Task prompt | Identify and reproduce every line holding the string "this".

Provided data |
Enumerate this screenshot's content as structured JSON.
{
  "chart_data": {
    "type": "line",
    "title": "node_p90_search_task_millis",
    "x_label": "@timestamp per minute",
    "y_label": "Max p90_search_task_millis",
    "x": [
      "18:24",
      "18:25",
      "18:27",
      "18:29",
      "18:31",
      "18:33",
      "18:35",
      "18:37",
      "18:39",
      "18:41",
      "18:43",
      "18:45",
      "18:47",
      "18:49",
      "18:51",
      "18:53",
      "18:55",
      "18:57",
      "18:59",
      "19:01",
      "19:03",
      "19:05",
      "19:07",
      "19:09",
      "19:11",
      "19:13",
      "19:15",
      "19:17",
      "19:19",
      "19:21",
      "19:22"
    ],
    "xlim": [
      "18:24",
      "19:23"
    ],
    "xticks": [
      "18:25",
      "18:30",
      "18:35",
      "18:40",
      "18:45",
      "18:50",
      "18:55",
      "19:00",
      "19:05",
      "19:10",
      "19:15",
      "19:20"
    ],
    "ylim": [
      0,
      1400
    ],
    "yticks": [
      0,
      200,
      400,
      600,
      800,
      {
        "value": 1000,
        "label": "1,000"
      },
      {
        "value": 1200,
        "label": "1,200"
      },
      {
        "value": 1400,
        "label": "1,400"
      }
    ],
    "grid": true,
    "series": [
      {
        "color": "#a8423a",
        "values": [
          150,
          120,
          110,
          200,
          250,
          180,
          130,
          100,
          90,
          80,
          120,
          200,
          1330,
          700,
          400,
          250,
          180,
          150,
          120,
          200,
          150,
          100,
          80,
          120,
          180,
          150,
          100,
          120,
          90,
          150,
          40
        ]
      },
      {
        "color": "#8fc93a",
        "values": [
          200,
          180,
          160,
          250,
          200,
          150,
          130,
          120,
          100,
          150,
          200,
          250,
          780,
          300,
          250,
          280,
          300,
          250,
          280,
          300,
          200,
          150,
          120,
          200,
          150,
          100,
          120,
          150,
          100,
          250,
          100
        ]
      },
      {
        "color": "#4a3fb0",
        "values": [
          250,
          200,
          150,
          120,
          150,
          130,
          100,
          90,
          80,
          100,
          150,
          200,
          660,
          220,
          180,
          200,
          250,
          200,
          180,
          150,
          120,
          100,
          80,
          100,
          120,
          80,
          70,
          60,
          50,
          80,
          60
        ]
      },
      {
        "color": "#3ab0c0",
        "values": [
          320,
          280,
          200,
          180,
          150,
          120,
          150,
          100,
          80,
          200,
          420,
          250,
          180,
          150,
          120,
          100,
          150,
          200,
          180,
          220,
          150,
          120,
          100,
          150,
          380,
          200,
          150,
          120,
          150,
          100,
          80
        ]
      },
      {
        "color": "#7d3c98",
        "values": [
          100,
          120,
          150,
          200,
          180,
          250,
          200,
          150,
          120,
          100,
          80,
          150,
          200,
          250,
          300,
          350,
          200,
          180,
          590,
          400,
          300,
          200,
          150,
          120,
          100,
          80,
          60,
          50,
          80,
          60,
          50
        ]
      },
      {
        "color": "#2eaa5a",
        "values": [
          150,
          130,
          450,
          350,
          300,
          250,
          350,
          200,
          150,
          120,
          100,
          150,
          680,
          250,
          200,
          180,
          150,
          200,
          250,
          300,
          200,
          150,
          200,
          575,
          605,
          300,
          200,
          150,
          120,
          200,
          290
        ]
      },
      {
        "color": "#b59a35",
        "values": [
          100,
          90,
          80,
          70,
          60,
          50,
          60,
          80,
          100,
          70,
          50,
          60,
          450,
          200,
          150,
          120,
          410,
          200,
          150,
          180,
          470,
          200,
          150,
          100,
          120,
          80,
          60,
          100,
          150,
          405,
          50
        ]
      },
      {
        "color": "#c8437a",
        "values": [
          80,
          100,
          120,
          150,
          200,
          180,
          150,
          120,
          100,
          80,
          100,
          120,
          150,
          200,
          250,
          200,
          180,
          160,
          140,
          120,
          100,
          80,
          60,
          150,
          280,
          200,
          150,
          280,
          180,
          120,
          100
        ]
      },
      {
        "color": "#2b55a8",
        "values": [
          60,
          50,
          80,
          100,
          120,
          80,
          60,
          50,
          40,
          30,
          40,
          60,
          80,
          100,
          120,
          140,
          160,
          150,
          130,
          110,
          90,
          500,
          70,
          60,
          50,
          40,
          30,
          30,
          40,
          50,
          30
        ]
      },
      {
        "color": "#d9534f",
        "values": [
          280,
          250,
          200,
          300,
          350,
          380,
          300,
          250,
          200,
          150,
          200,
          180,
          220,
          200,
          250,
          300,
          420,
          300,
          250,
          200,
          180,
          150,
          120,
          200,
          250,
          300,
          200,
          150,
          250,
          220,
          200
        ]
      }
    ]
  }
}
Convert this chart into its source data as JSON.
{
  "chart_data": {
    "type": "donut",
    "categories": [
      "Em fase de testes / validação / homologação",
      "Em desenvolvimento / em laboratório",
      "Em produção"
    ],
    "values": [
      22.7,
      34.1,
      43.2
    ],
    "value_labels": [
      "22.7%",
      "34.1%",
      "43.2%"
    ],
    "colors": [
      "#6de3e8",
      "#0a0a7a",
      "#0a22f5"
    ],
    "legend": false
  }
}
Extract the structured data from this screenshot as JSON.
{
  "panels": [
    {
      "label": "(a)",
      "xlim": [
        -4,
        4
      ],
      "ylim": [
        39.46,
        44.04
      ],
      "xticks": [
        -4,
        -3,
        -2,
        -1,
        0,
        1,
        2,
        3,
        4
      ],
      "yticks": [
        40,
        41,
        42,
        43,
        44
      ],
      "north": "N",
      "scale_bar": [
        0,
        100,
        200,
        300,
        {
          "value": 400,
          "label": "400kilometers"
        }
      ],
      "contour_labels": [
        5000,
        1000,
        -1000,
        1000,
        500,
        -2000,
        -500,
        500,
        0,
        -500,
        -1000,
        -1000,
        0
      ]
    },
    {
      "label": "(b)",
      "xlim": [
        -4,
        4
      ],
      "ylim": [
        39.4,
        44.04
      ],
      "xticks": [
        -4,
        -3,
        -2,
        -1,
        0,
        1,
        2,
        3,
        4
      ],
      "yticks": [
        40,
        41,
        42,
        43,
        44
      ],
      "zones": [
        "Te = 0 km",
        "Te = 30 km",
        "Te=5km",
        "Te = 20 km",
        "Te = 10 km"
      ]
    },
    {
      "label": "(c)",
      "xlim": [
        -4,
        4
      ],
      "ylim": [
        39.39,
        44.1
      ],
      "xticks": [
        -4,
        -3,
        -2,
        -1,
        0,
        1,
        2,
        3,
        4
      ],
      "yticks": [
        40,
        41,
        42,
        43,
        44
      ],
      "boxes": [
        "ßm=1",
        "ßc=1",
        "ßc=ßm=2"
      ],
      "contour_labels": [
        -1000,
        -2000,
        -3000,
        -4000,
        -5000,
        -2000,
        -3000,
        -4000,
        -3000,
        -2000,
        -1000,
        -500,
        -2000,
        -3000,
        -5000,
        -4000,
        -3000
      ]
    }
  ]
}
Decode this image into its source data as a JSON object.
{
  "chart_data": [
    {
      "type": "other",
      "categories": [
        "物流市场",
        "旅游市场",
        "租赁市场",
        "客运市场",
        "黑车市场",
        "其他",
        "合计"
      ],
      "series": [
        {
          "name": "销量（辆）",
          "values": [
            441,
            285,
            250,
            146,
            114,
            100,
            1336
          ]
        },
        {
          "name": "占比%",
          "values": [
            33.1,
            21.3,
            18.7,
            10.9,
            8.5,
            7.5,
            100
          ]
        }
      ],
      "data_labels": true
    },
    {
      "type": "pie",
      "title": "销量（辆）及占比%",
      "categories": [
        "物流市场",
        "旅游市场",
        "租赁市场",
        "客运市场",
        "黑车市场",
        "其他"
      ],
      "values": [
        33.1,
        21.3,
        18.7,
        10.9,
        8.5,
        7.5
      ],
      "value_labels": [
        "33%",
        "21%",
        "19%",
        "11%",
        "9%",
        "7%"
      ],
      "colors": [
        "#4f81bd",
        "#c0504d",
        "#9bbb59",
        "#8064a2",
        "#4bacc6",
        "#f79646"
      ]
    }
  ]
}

Answer to the task |
Enumerate this screenshot's content as structured JSON.
Convert this chart into its source data as JSON.
Extract the structured data from this screenshot as JSON.
Decode this image into its source data as a JSON object.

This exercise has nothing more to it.